*Aim of the exercise:* Gather every line of the entries that includes the word "JSON".
╭─ Data provided
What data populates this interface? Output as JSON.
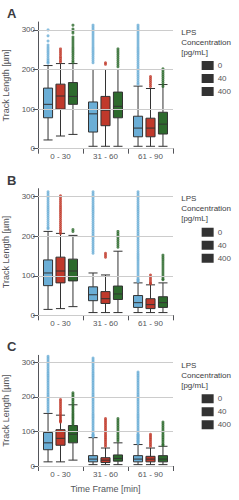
{
  "chart_data": [
    {
      "type": "box",
      "title": "A",
      "ylabel": "Track Length [µm]",
      "categories": [
        "0 - 30",
        "31 - 60",
        "61 - 90"
      ],
      "legend_title": "LPS\nConcentration\n[pg/mL]",
      "legend": "upper right",
      "grid": true,
      "ylim": [
        0,
        320
      ],
      "yticks": [
        0,
        100,
        200,
        300
      ],
      "series": [
        {
          "name": "0",
          "color": "#6baed6",
          "boxes": [
            {
              "q1": 78,
              "med": 112,
              "q3": 153,
              "whislo": 22,
              "whishi": 210
            },
            {
              "q1": 42,
              "med": 88,
              "q3": 118,
              "whislo": 6,
              "whishi": 200
            },
            {
              "q1": 30,
              "med": 52,
              "q3": 82,
              "whislo": 6,
              "whishi": 158
            }
          ],
          "fliers": [
            [
              300,
              285,
              272,
              262,
              257,
              252,
              247,
              242,
              237,
              232,
              227,
              223,
              219,
              216
            ],
            [
              312,
              307,
              302,
              297,
              292,
              287,
              282,
              277,
              272,
              267,
              262,
              257,
              252,
              247,
              242,
              237,
              232,
              227,
              222,
              217
            ],
            [
              312,
              307,
              302,
              297,
              292,
              287,
              282,
              277,
              272,
              267,
              262,
              257,
              252,
              247,
              242,
              237,
              232,
              227,
              222,
              217,
              212,
              207,
              202,
              197,
              192,
              187,
              182,
              177,
              172,
              167,
              163
            ]
          ]
        },
        {
          "name": "40",
          "color": "#C0392B",
          "boxes": [
            {
              "q1": 100,
              "med": 133,
              "q3": 163,
              "whislo": 32,
              "whishi": 215
            },
            {
              "q1": 58,
              "med": 97,
              "q3": 132,
              "whislo": 6,
              "whishi": 200
            },
            {
              "q1": 30,
              "med": 52,
              "q3": 77,
              "whislo": 6,
              "whishi": 152
            }
          ],
          "fliers": [
            [
              252,
              247,
              242,
              237,
              232,
              228,
              223,
              219
            ],
            [
              217,
              213
            ],
            [
              182,
              177,
              172,
              167,
              162,
              157
            ]
          ]
        },
        {
          "name": "400",
          "color": "#2d6a2d",
          "boxes": [
            {
              "q1": 112,
              "med": 132,
              "q3": 167,
              "whislo": 36,
              "whishi": 215
            },
            {
              "q1": 78,
              "med": 107,
              "q3": 143,
              "whislo": 6,
              "whishi": 200
            },
            {
              "q1": 37,
              "med": 62,
              "q3": 92,
              "whislo": 6,
              "whishi": 162
            }
          ],
          "fliers": [
            [
              312,
              302,
              297,
              292,
              282,
              277,
              272,
              267,
              262,
              257,
              252,
              247,
              242,
              237,
              232,
              227,
              222,
              218
            ],
            [
              252,
              247,
              242,
              237,
              232,
              227,
              222,
              217,
              212,
              207
            ],
            [
              202,
              197,
              192,
              187,
              182,
              177,
              172,
              167,
              162,
              157
            ]
          ]
        }
      ]
    },
    {
      "type": "box",
      "title": "B",
      "ylabel": "Track Length [µm]",
      "categories": [
        "0 - 30",
        "31 - 60",
        "61 - 90"
      ],
      "legend_title": "LPS\nConcentration\n[pg/mL]",
      "legend": "upper right",
      "grid": true,
      "ylim": [
        0,
        320
      ],
      "yticks": [
        0,
        100,
        200,
        300
      ],
      "series": [
        {
          "name": "0",
          "color": "#6baed6",
          "boxes": [
            {
              "q1": 75,
              "med": 107,
              "q3": 140,
              "whislo": 15,
              "whishi": 212
            },
            {
              "q1": 37,
              "med": 52,
              "q3": 72,
              "whislo": 7,
              "whishi": 107
            },
            {
              "q1": 20,
              "med": 32,
              "q3": 50,
              "whislo": 7,
              "whishi": 82
            }
          ],
          "fliers": [
            [
              312,
              307,
              302,
              297,
              292,
              287,
              282,
              277,
              272,
              267,
              262,
              257,
              252,
              247,
              242,
              237,
              232,
              227,
              222,
              219
            ],
            [
              312,
              307,
              302,
              297,
              292,
              287,
              282,
              277,
              272,
              267,
              262,
              257,
              252,
              247,
              242,
              237,
              232,
              227,
              222,
              217,
              212,
              207,
              202,
              197,
              192,
              187,
              182,
              177,
              172,
              167,
              162,
              157
            ],
            [
              312,
              307,
              302,
              297,
              292,
              287,
              282,
              277,
              272,
              267,
              262,
              257,
              252,
              247,
              242,
              237,
              232,
              227,
              222,
              217,
              212,
              207,
              202,
              197,
              192,
              187,
              182,
              177,
              172,
              167,
              162,
              157,
              152,
              147,
              142,
              137,
              132,
              127,
              122,
              117,
              112,
              107,
              102,
              97,
              92,
              90,
              87,
              85
            ]
          ]
        },
        {
          "name": "40",
          "color": "#C0392B",
          "boxes": [
            {
              "q1": 82,
              "med": 112,
              "q3": 147,
              "whislo": 17,
              "whishi": 207
            },
            {
              "q1": 30,
              "med": 42,
              "q3": 60,
              "whislo": 7,
              "whishi": 102
            },
            {
              "q1": 17,
              "med": 27,
              "q3": 42,
              "whislo": 7,
              "whishi": 77
            }
          ],
          "fliers": [
            [
              302,
              297,
              292,
              287,
              282,
              277,
              272,
              267,
              262,
              257,
              252,
              247,
              242,
              237,
              232,
              227,
              222,
              217,
              212,
              207
            ],
            [
              157,
              152,
              147
            ],
            [
              102,
              97,
              92,
              87,
              82,
              80
            ]
          ]
        },
        {
          "name": "400",
          "color": "#2d6a2d",
          "boxes": [
            {
              "q1": 87,
              "med": 112,
              "q3": 142,
              "whislo": 22,
              "whishi": 202
            },
            {
              "q1": 40,
              "med": 54,
              "q3": 74,
              "whislo": 7,
              "whishi": 162
            },
            {
              "q1": 20,
              "med": 32,
              "q3": 47,
              "whislo": 7,
              "whishi": 82
            }
          ],
          "fliers": [
            [
              217,
              212
            ],
            [
              212,
              207,
              202,
              197,
              192,
              187,
              182,
              177,
              172
            ],
            [
              152,
              147,
              142,
              137,
              132,
              127,
              122,
              117,
              112,
              107,
              102,
              97,
              92,
              90
            ]
          ]
        }
      ]
    },
    {
      "type": "box",
      "title": "C",
      "ylabel": "Track Length [µm]",
      "xlabel": "Time Frame [min]",
      "categories": [
        "0 - 30",
        "31 - 60",
        "61 - 90"
      ],
      "legend_title": "LPS\nConcentration\n[pg/mL]",
      "legend": "upper right",
      "grid": true,
      "ylim": [
        0,
        320
      ],
      "yticks": [
        0,
        100,
        200,
        300
      ],
      "series": [
        {
          "name": "0",
          "color": "#6baed6",
          "boxes": [
            {
              "q1": 47,
              "med": 67,
              "q3": 97,
              "whislo": 12,
              "whishi": 152
            },
            {
              "q1": 12,
              "med": 20,
              "q3": 30,
              "whislo": 4,
              "whishi": 82
            },
            {
              "q1": 12,
              "med": 20,
              "q3": 30,
              "whislo": 4,
              "whishi": 62
            }
          ],
          "fliers": [
            [
              317,
              312,
              307,
              302,
              297,
              292,
              287,
              282,
              277,
              272,
              267,
              262,
              257,
              252,
              247,
              242,
              237,
              232,
              227,
              222,
              217,
              212,
              207,
              202,
              197,
              192,
              187,
              182,
              177,
              172,
              167,
              162,
              157
            ],
            [
              312,
              307,
              302,
              297,
              292,
              287,
              282,
              277,
              272,
              267,
              262,
              257,
              252,
              247,
              242,
              237,
              232,
              227,
              222,
              217,
              212,
              207,
              202,
              197,
              192,
              187,
              182,
              177,
              172,
              167,
              162,
              157,
              152,
              147,
              142,
              137,
              132,
              127,
              122,
              117,
              112,
              107,
              102,
              97,
              92,
              90,
              87,
              85
            ],
            [
              272,
              267,
              262,
              257,
              252,
              247,
              242,
              237,
              232,
              227,
              222,
              217,
              212,
              207,
              202,
              197,
              192,
              187,
              182,
              177,
              172,
              167,
              162,
              157,
              152,
              147,
              142,
              137,
              132,
              127,
              122,
              117,
              112,
              107,
              102,
              97,
              92,
              90,
              87,
              85,
              82,
              80,
              77,
              74,
              72,
              70,
              67,
              65
            ]
          ]
        },
        {
          "name": "40",
          "color": "#C0392B",
          "boxes": [
            {
              "q1": 60,
              "med": 80,
              "q3": 105,
              "whislo": 12,
              "whishi": 147
            },
            {
              "q1": 10,
              "med": 17,
              "q3": 24,
              "whislo": 4,
              "whishi": 52
            },
            {
              "q1": 12,
              "med": 20,
              "q3": 28,
              "whislo": 4,
              "whishi": 52
            }
          ],
          "fliers": [
            [
              192,
              187,
              182,
              177,
              172,
              167,
              162,
              157,
              152,
              147,
              142,
              137,
              132,
              130,
              127
            ],
            [
              137,
              132,
              127,
              122,
              117,
              112,
              107,
              102,
              97,
              92,
              87,
              82,
              77,
              72,
              67,
              62,
              57
            ],
            [
              92,
              87,
              82,
              77,
              72,
              67,
              62,
              57
            ]
          ]
        },
        {
          "name": "400",
          "color": "#2d6a2d",
          "boxes": [
            {
              "q1": 67,
              "med": 92,
              "q3": 117,
              "whislo": 17,
              "whishi": 177
            },
            {
              "q1": 14,
              "med": 22,
              "q3": 32,
              "whislo": 4,
              "whishi": 67
            },
            {
              "q1": 12,
              "med": 20,
              "q3": 30,
              "whislo": 4,
              "whishi": 57
            }
          ],
          "fliers": [
            [
              212,
              207,
              202,
              197,
              192,
              187,
              182,
              177,
              172,
              167,
              162,
              157,
              152,
              147,
              142,
              137,
              132,
              127,
              122,
              117,
              112,
              107,
              102,
              100
            ],
            [
              137,
              132,
              127,
              122,
              117,
              112,
              107,
              102,
              97,
              92,
              87,
              82,
              77,
              72
            ],
            [
              127,
              122,
              117,
              112,
              107,
              102,
              97,
              92,
              87,
              82,
              77,
              72,
              67,
              62,
              60
            ]
          ]
        }
      ]
    }
  ]
}
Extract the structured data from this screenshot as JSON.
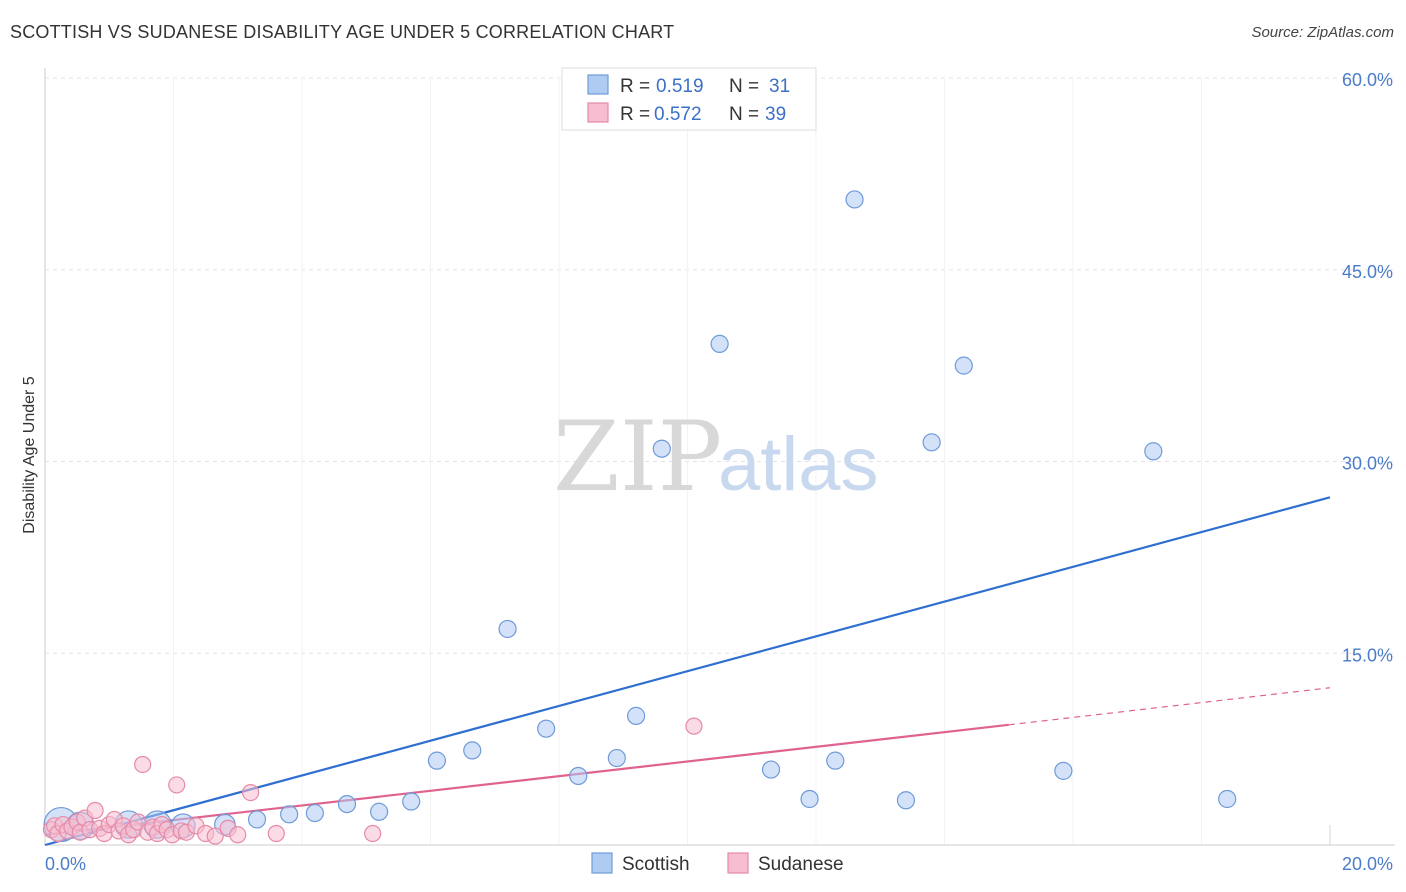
╰─
*Answer below:*
What data populates this interface? Output as JSON.
Extract the structured data from this screenshot as JSON.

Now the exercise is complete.